The problem ▸ Quote the whole listing word for word. Do not include the pictures.

[Figure collection entries]
[Start]
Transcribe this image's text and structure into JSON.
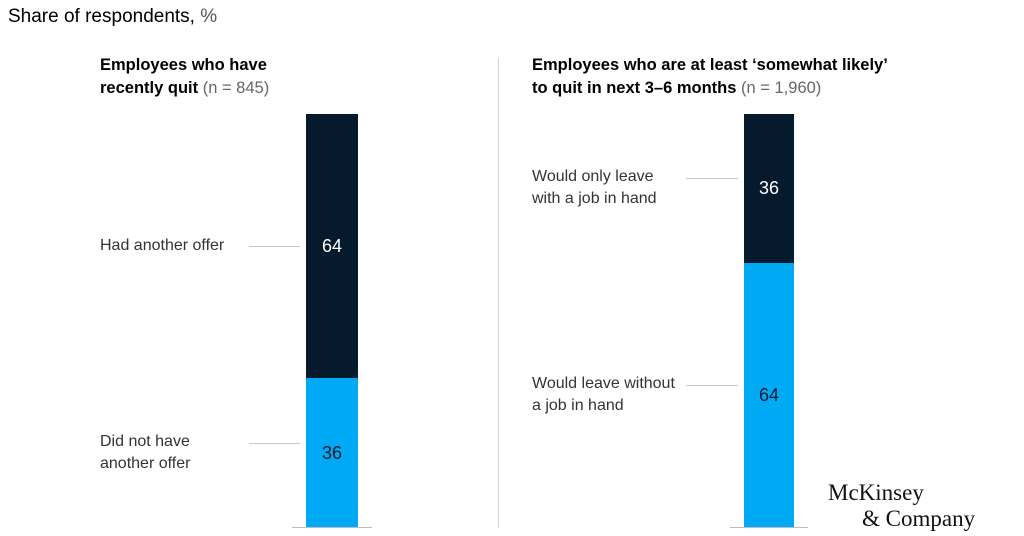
{
  "header": {
    "title": "Share of respondents,",
    "unit": "%"
  },
  "chart_data": [
    {
      "type": "bar",
      "title_line1": "Employees who have",
      "title_line2": "recently quit",
      "sample_note": "(n = 845)",
      "segments": [
        {
          "label_line1": "Had another offer",
          "label_line2": "",
          "value": 64,
          "color": "#061a2e",
          "text_color": "#ffffff"
        },
        {
          "label_line1": "Did not have",
          "label_line2": "another offer",
          "value": 36,
          "color": "#00a9f4",
          "text_color": "#061a2e"
        }
      ]
    },
    {
      "type": "bar",
      "title_line1": "Employees who are at least ‘somewhat likely’",
      "title_line2": "to quit in next 3–6 months",
      "sample_note": "(n = 1,960)",
      "segments": [
        {
          "label_line1": "Would only leave",
          "label_line2": "with a job in hand",
          "value": 36,
          "color": "#061a2e",
          "text_color": "#ffffff"
        },
        {
          "label_line1": "Would leave without",
          "label_line2": "a job in hand",
          "value": 64,
          "color": "#00a9f4",
          "text_color": "#061a2e"
        }
      ]
    }
  ],
  "branding": {
    "line1": "McKinsey",
    "line2": "& Company"
  }
}
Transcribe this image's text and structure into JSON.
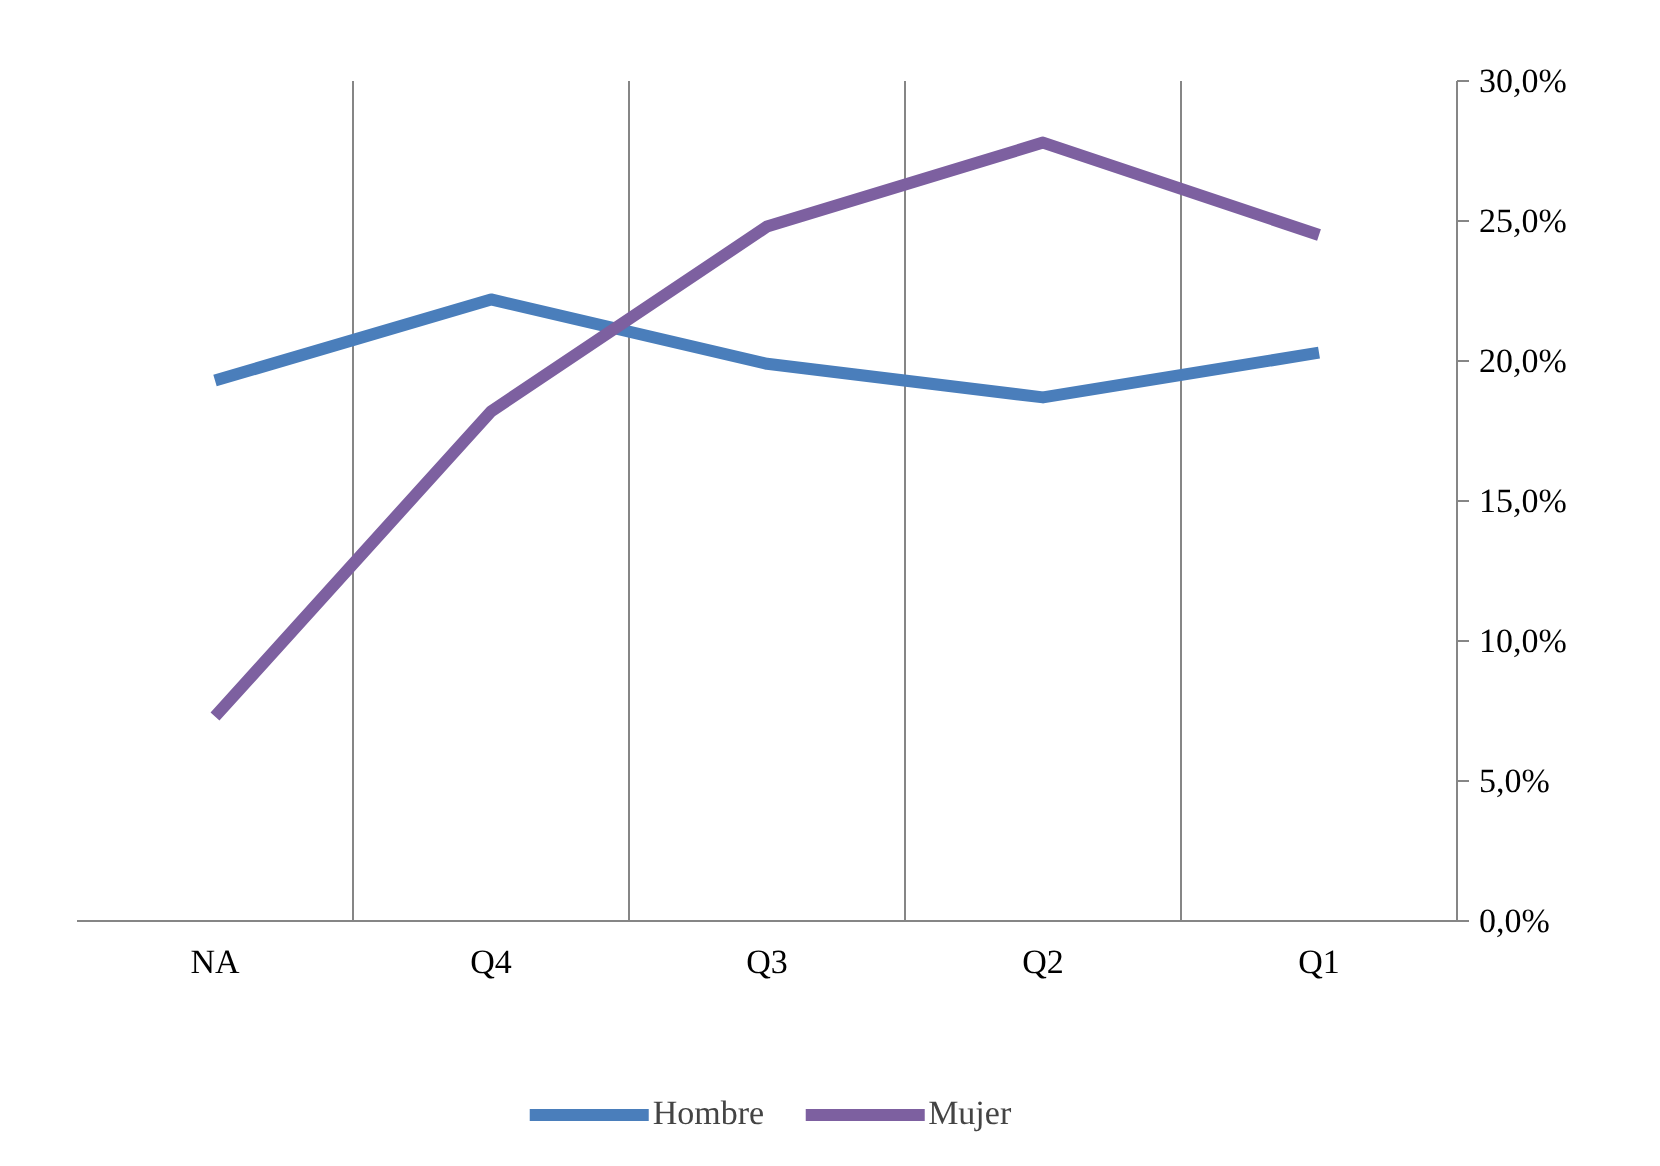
{
  "chart_data": {
    "type": "line",
    "categories": [
      "NA",
      "Q4",
      "Q3",
      "Q2",
      "Q1"
    ],
    "series": [
      {
        "name": "Hombre",
        "color": "#4a7ebb",
        "values": [
          19.3,
          22.2,
          19.9,
          18.7,
          20.3
        ]
      },
      {
        "name": "Mujer",
        "color": "#7d60a0",
        "values": [
          7.3,
          18.2,
          24.8,
          27.8,
          24.5
        ]
      }
    ],
    "ylim": [
      0,
      30
    ],
    "yticks": [
      {
        "value": 0,
        "label": "0,0%"
      },
      {
        "value": 5,
        "label": "5,0%"
      },
      {
        "value": 10,
        "label": "10,0%"
      },
      {
        "value": 15,
        "label": "15,0%"
      },
      {
        "value": 20,
        "label": "20,0%"
      },
      {
        "value": 25,
        "label": "25,0%"
      },
      {
        "value": 30,
        "label": "30,0%"
      }
    ],
    "grid": "x",
    "legend": "bottom",
    "marker": "none",
    "line_style": "solid"
  }
}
[End]
Exercise answer ▸
Transcribe this image's text and structure into JSON.
{
  "header": {
    "title": "Share of respondents,",
    "unit": "%"
  },
  "chart_data": [
    {
      "type": "bar",
      "title_line1": "Employees who have",
      "title_line2": "recently quit",
      "sample_note": "(n = 845)",
      "segments": [
        {
          "label_line1": "Had another offer",
          "label_line2": "",
          "value": 64,
          "color": "#061a2e",
          "text_color": "#ffffff"
        },
        {
          "label_line1": "Did not have",
          "label_line2": "another offer",
          "value": 36,
          "color": "#00a9f4",
          "text_color": "#061a2e"
        }
      ]
    },
    {
      "type": "bar",
      "title_line1": "Employees who are at least ‘somewhat likely’",
      "title_line2": "to quit in next 3–6 months",
      "sample_note": "(n = 1,960)",
      "segments": [
        {
          "label_line1": "Would only leave",
          "label_line2": "with a job in hand",
          "value": 36,
          "color": "#061a2e",
          "text_color": "#ffffff"
        },
        {
          "label_line1": "Would leave without",
          "label_line2": "a job in hand",
          "value": 64,
          "color": "#00a9f4",
          "text_color": "#061a2e"
        }
      ]
    }
  ],
  "branding": {
    "line1": "McKinsey",
    "line2": "& Company"
  }
}
Transcribe this image's text and structure into JSON.
{
  "chart_data": {
    "type": "line",
    "categories": [
      "NA",
      "Q4",
      "Q3",
      "Q2",
      "Q1"
    ],
    "series": [
      {
        "name": "Hombre",
        "color": "#4a7ebb",
        "values": [
          19.3,
          22.2,
          19.9,
          18.7,
          20.3
        ]
      },
      {
        "name": "Mujer",
        "color": "#7d60a0",
        "values": [
          7.3,
          18.2,
          24.8,
          27.8,
          24.5
        ]
      }
    ],
    "ylim": [
      0,
      30
    ],
    "yticks": [
      {
        "value": 0,
        "label": "0,0%"
      },
      {
        "value": 5,
        "label": "5,0%"
      },
      {
        "value": 10,
        "label": "10,0%"
      },
      {
        "value": 15,
        "label": "15,0%"
      },
      {
        "value": 20,
        "label": "20,0%"
      },
      {
        "value": 25,
        "label": "25,0%"
      },
      {
        "value": 30,
        "label": "30,0%"
      }
    ],
    "grid": "x",
    "legend": "bottom",
    "marker": "none",
    "line_style": "solid"
  }
}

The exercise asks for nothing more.